▶ [Exercise directions] Find the word "heading" in the records below. List each line containing it.

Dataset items
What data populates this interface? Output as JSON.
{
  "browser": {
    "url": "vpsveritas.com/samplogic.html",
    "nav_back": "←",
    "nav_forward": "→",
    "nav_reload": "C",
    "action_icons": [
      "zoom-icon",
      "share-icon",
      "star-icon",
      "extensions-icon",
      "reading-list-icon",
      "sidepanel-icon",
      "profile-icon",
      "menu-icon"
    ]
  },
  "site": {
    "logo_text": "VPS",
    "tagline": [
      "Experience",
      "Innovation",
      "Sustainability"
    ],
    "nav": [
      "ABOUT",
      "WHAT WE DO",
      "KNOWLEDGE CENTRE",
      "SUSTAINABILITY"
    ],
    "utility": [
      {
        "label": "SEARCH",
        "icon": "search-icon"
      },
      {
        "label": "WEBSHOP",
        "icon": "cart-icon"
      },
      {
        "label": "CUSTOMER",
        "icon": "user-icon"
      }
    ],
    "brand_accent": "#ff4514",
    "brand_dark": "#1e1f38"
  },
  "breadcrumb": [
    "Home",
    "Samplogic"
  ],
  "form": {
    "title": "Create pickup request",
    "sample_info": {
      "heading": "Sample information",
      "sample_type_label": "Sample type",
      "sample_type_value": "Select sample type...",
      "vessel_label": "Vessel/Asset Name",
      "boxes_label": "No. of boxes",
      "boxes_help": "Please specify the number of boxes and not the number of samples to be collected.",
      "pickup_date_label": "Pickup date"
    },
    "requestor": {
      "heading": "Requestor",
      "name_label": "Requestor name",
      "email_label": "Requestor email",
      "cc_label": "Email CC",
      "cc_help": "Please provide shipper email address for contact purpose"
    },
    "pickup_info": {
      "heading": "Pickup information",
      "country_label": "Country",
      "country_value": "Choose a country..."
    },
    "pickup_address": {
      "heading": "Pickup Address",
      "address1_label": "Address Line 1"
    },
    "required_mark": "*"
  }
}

▶ [Reply]
      "heading": "Sample information",
      "heading": "Requestor",
      "heading": "Pickup information",
      "heading": "Pickup Address",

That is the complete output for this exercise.